Where a line in the listing below contains the word "إياس", copy that line.

start

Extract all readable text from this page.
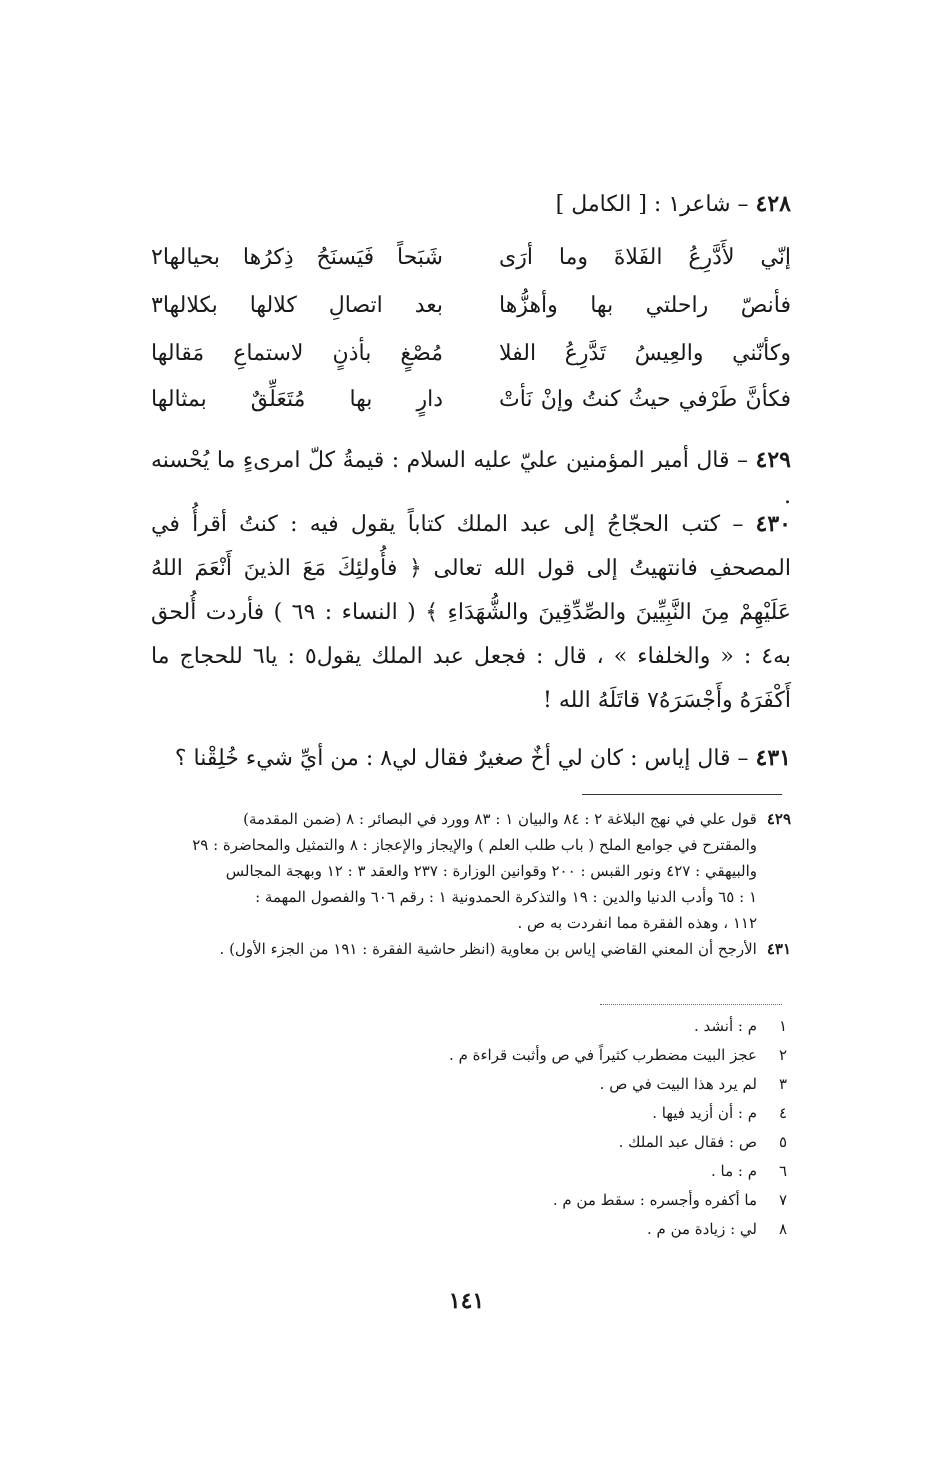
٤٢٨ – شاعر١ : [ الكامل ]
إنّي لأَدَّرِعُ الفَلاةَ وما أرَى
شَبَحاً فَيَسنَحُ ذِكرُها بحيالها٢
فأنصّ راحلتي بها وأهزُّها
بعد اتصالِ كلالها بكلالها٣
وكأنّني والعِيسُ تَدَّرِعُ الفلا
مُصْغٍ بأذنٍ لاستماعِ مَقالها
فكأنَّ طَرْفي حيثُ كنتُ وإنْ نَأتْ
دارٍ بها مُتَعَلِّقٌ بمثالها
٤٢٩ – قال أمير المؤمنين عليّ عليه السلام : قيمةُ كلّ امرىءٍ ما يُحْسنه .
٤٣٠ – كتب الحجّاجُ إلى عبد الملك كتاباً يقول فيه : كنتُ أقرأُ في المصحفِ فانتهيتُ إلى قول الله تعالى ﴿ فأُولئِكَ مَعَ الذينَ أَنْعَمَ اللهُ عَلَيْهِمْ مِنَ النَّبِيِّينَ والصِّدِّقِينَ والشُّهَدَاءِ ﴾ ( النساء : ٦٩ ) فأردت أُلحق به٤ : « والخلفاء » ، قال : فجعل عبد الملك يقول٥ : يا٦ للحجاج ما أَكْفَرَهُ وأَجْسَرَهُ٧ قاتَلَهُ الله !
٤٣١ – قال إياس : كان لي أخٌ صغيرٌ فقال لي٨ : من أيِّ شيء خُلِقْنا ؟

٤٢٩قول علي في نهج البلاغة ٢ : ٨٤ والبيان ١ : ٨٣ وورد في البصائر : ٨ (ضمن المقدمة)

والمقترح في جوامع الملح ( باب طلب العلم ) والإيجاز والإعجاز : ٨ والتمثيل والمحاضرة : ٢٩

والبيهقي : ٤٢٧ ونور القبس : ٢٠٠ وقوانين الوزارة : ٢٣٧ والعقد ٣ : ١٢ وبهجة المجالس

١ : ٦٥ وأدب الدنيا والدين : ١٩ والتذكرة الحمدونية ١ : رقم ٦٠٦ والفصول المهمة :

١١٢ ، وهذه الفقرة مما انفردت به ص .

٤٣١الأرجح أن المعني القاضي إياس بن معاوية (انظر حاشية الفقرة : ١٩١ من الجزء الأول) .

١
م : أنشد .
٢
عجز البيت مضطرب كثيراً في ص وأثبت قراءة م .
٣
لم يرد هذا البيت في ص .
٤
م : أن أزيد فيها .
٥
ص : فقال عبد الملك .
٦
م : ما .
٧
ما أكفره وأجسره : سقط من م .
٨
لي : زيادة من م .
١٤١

end

# Result
٤٣١ – قال إياس : كان لي أخٌ صغيرٌ فقال لي٨ : من أيِّ شيء خُلِقْنا ؟
٤٣١الأرجح أن المعني القاضي إياس بن معاوية (انظر حاشية الفقرة : ١٩١ من الجزء الأول) .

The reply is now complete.